- **EXERCISE TASK**:
Write out the entries below once more, exactly, with the pictures left out.

-- start THE RECORDS --

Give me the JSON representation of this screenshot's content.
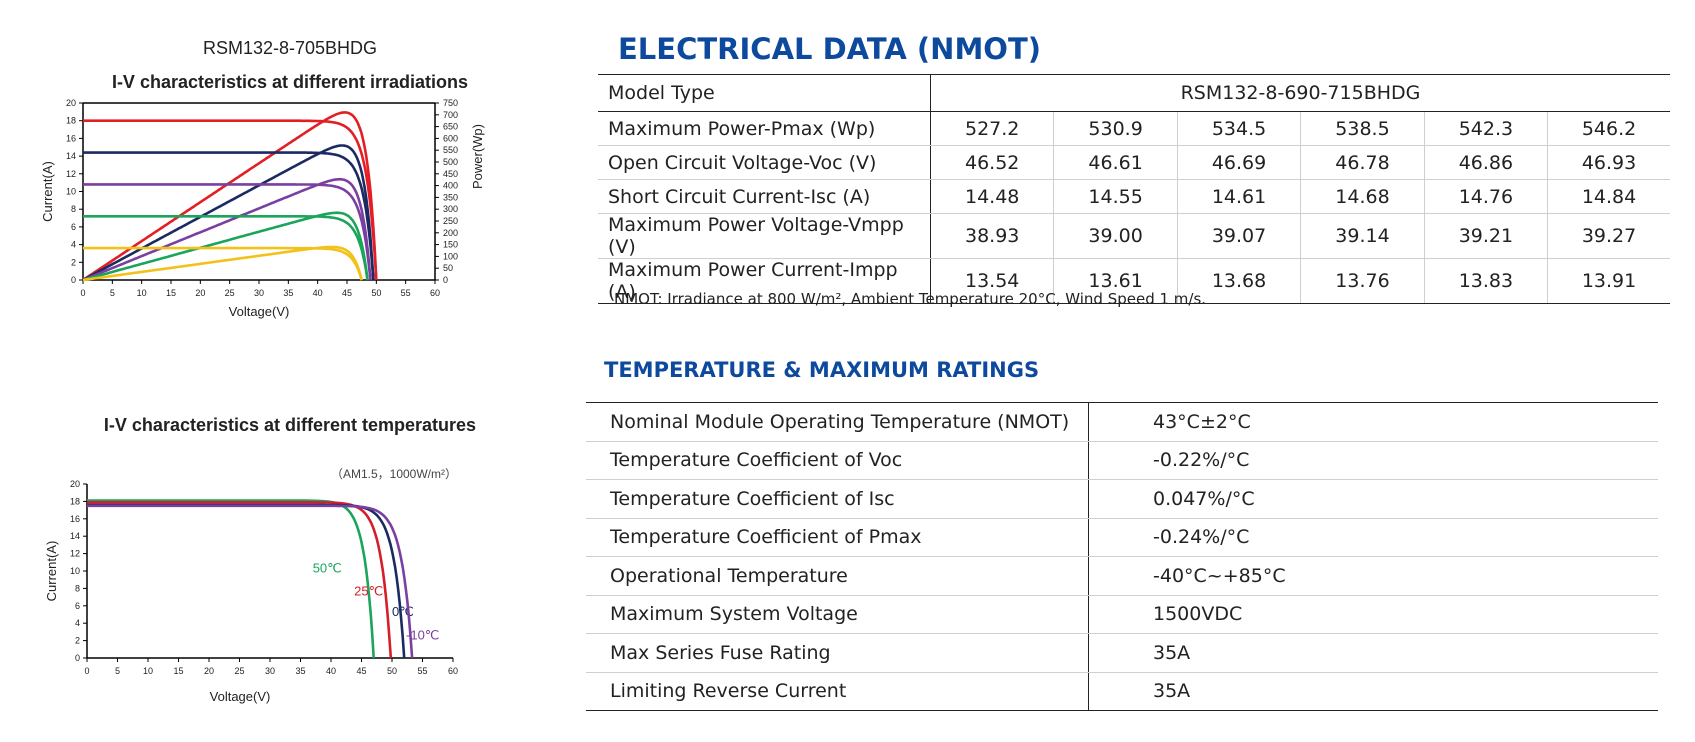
{
  "chart1": {
    "model": "RSM132-8-705BHDG",
    "title": "I-V characteristics at different irradiations",
    "xlabel": "Voltage(V)",
    "ylabel_left": "Current(A)",
    "ylabel_right": "Power(Wp)"
  },
  "chart2": {
    "title": "I-V characteristics at different temperatures",
    "condition": "（AM1.5，1000W/m²）",
    "xlabel": "Voltage(V)",
    "ylabel": "Current(A)"
  },
  "chart_data": [
    {
      "type": "line",
      "title": "I-V characteristics at different irradiations",
      "xlabel": "Voltage(V)",
      "ylabel": "Current(A)",
      "y2label": "Power(Wp)",
      "xlim": [
        0,
        60
      ],
      "ylim": [
        0,
        20
      ],
      "y2lim": [
        0,
        750
      ],
      "xticks": [
        0,
        5,
        10,
        15,
        20,
        25,
        30,
        35,
        40,
        45,
        50,
        55,
        60
      ],
      "yticks": [
        0,
        2,
        4,
        6,
        8,
        10,
        12,
        14,
        16,
        18,
        20
      ],
      "y2ticks": [
        0,
        50,
        100,
        150,
        200,
        250,
        300,
        350,
        400,
        450,
        500,
        550,
        600,
        650,
        700,
        750
      ],
      "grid": false,
      "series": [
        {
          "color": "#e31e24",
          "isc": 18.0,
          "voc": 50.0,
          "pmax": 710,
          "vmp": 41.5
        },
        {
          "color": "#1c2a63",
          "isc": 14.4,
          "voc": 49.5,
          "pmax": 570,
          "vmp": 41.5
        },
        {
          "color": "#7a3fa0",
          "isc": 10.8,
          "voc": 49.0,
          "pmax": 427,
          "vmp": 41.0
        },
        {
          "color": "#1aa55a",
          "isc": 7.2,
          "voc": 48.5,
          "pmax": 285,
          "vmp": 41.0
        },
        {
          "color": "#f2c21b",
          "isc": 3.6,
          "voc": 47.5,
          "pmax": 140,
          "vmp": 40.5
        }
      ]
    },
    {
      "type": "line",
      "title": "I-V characteristics at different temperatures",
      "xlabel": "Voltage(V)",
      "ylabel": "Current(A)",
      "xlim": [
        0,
        60
      ],
      "ylim": [
        0,
        20
      ],
      "xticks": [
        0,
        5,
        10,
        15,
        20,
        25,
        30,
        35,
        40,
        45,
        50,
        55,
        60
      ],
      "yticks": [
        0,
        2,
        4,
        6,
        8,
        10,
        12,
        14,
        16,
        18,
        20
      ],
      "grid": false,
      "series": [
        {
          "name": "50℃",
          "color": "#1aa55a",
          "isc": 18.1,
          "voc": 47.0
        },
        {
          "name": "25℃",
          "color": "#d41e2b",
          "isc": 17.9,
          "voc": 49.8
        },
        {
          "name": "0℃",
          "color": "#1c2a63",
          "isc": 17.6,
          "voc": 52.0
        },
        {
          "name": "-10℃",
          "color": "#7a3fa0",
          "isc": 17.5,
          "voc": 53.3
        }
      ]
    }
  ],
  "electrical": {
    "title": "ELECTRICAL DATA (NMOT)",
    "header_label": "Model Type",
    "header_value": "RSM132-8-690-715BHDG",
    "rows": [
      {
        "label": "Maximum Power-Pmax (Wp)",
        "values": [
          "527.2",
          "530.9",
          "534.5",
          "538.5",
          "542.3",
          "546.2"
        ]
      },
      {
        "label": "Open Circuit Voltage-Voc (V)",
        "values": [
          "46.52",
          "46.61",
          "46.69",
          "46.78",
          "46.86",
          "46.93"
        ]
      },
      {
        "label": "Short Circuit Current-Isc (A)",
        "values": [
          "14.48",
          "14.55",
          "14.61",
          "14.68",
          "14.76",
          "14.84"
        ]
      },
      {
        "label": "Maximum Power Voltage-Vmpp (V)",
        "values": [
          "38.93",
          "39.00",
          "39.07",
          "39.14",
          "39.21",
          "39.27"
        ]
      },
      {
        "label": "Maximum Power Current-Impp (A)",
        "values": [
          "13.54",
          "13.61",
          "13.68",
          "13.76",
          "13.83",
          "13.91"
        ]
      }
    ],
    "note": "NMOT: Irradiance at 800 W/m², Ambient Temperature 20°C, Wind Speed 1 m/s."
  },
  "temperature": {
    "title": "TEMPERATURE & MAXIMUM RATINGS",
    "rows": [
      {
        "label": "Nominal Module Operating Temperature (NMOT)",
        "value": "43°C±2°C"
      },
      {
        "label": "Temperature Coefficient of Voc",
        "value": "-0.22%/°C"
      },
      {
        "label": "Temperature Coefficient of Isc",
        "value": "0.047%/°C"
      },
      {
        "label": "Temperature Coefficient of Pmax",
        "value": "-0.24%/°C"
      },
      {
        "label": "Operational Temperature",
        "value": "-40°C~+85°C"
      },
      {
        "label": "Maximum System Voltage",
        "value": "1500VDC"
      },
      {
        "label": "Max Series Fuse Rating",
        "value": "35A"
      },
      {
        "label": "Limiting Reverse Current",
        "value": "35A"
      }
    ]
  }
}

-- end THE RECORDS --

- **THE OUTPUT**:
Give me the JSON representation of this screenshot's content.
{
  "chart1": {
    "model": "RSM132-8-705BHDG",
    "title": "I-V characteristics at different irradiations",
    "xlabel": "Voltage(V)",
    "ylabel_left": "Current(A)",
    "ylabel_right": "Power(Wp)"
  },
  "chart2": {
    "title": "I-V characteristics at different temperatures",
    "condition": "（AM1.5，1000W/m²）",
    "xlabel": "Voltage(V)",
    "ylabel": "Current(A)"
  },
  "chart_data": [
    {
      "type": "line",
      "title": "I-V characteristics at different irradiations",
      "xlabel": "Voltage(V)",
      "ylabel": "Current(A)",
      "y2label": "Power(Wp)",
      "xlim": [
        0,
        60
      ],
      "ylim": [
        0,
        20
      ],
      "y2lim": [
        0,
        750
      ],
      "xticks": [
        0,
        5,
        10,
        15,
        20,
        25,
        30,
        35,
        40,
        45,
        50,
        55,
        60
      ],
      "yticks": [
        0,
        2,
        4,
        6,
        8,
        10,
        12,
        14,
        16,
        18,
        20
      ],
      "y2ticks": [
        0,
        50,
        100,
        150,
        200,
        250,
        300,
        350,
        400,
        450,
        500,
        550,
        600,
        650,
        700,
        750
      ],
      "grid": false,
      "series": [
        {
          "color": "#e31e24",
          "isc": 18.0,
          "voc": 50.0,
          "pmax": 710,
          "vmp": 41.5
        },
        {
          "color": "#1c2a63",
          "isc": 14.4,
          "voc": 49.5,
          "pmax": 570,
          "vmp": 41.5
        },
        {
          "color": "#7a3fa0",
          "isc": 10.8,
          "voc": 49.0,
          "pmax": 427,
          "vmp": 41.0
        },
        {
          "color": "#1aa55a",
          "isc": 7.2,
          "voc": 48.5,
          "pmax": 285,
          "vmp": 41.0
        },
        {
          "color": "#f2c21b",
          "isc": 3.6,
          "voc": 47.5,
          "pmax": 140,
          "vmp": 40.5
        }
      ]
    },
    {
      "type": "line",
      "title": "I-V characteristics at different temperatures",
      "xlabel": "Voltage(V)",
      "ylabel": "Current(A)",
      "xlim": [
        0,
        60
      ],
      "ylim": [
        0,
        20
      ],
      "xticks": [
        0,
        5,
        10,
        15,
        20,
        25,
        30,
        35,
        40,
        45,
        50,
        55,
        60
      ],
      "yticks": [
        0,
        2,
        4,
        6,
        8,
        10,
        12,
        14,
        16,
        18,
        20
      ],
      "grid": false,
      "series": [
        {
          "name": "50℃",
          "color": "#1aa55a",
          "isc": 18.1,
          "voc": 47.0
        },
        {
          "name": "25℃",
          "color": "#d41e2b",
          "isc": 17.9,
          "voc": 49.8
        },
        {
          "name": "0℃",
          "color": "#1c2a63",
          "isc": 17.6,
          "voc": 52.0
        },
        {
          "name": "-10℃",
          "color": "#7a3fa0",
          "isc": 17.5,
          "voc": 53.3
        }
      ]
    }
  ],
  "electrical": {
    "title": "ELECTRICAL DATA (NMOT)",
    "header_label": "Model Type",
    "header_value": "RSM132-8-690-715BHDG",
    "rows": [
      {
        "label": "Maximum Power-Pmax (Wp)",
        "values": [
          "527.2",
          "530.9",
          "534.5",
          "538.5",
          "542.3",
          "546.2"
        ]
      },
      {
        "label": "Open Circuit Voltage-Voc (V)",
        "values": [
          "46.52",
          "46.61",
          "46.69",
          "46.78",
          "46.86",
          "46.93"
        ]
      },
      {
        "label": "Short Circuit Current-Isc (A)",
        "values": [
          "14.48",
          "14.55",
          "14.61",
          "14.68",
          "14.76",
          "14.84"
        ]
      },
      {
        "label": "Maximum Power Voltage-Vmpp (V)",
        "values": [
          "38.93",
          "39.00",
          "39.07",
          "39.14",
          "39.21",
          "39.27"
        ]
      },
      {
        "label": "Maximum Power Current-Impp (A)",
        "values": [
          "13.54",
          "13.61",
          "13.68",
          "13.76",
          "13.83",
          "13.91"
        ]
      }
    ],
    "note": "NMOT: Irradiance at 800 W/m², Ambient Temperature 20°C, Wind Speed 1 m/s."
  },
  "temperature": {
    "title": "TEMPERATURE & MAXIMUM RATINGS",
    "rows": [
      {
        "label": "Nominal Module Operating Temperature (NMOT)",
        "value": "43°C±2°C"
      },
      {
        "label": "Temperature Coefficient of Voc",
        "value": "-0.22%/°C"
      },
      {
        "label": "Temperature Coefficient of Isc",
        "value": "0.047%/°C"
      },
      {
        "label": "Temperature Coefficient of Pmax",
        "value": "-0.24%/°C"
      },
      {
        "label": "Operational Temperature",
        "value": "-40°C~+85°C"
      },
      {
        "label": "Maximum System Voltage",
        "value": "1500VDC"
      },
      {
        "label": "Max Series Fuse Rating",
        "value": "35A"
      },
      {
        "label": "Limiting Reverse Current",
        "value": "35A"
      }
    ]
  }
}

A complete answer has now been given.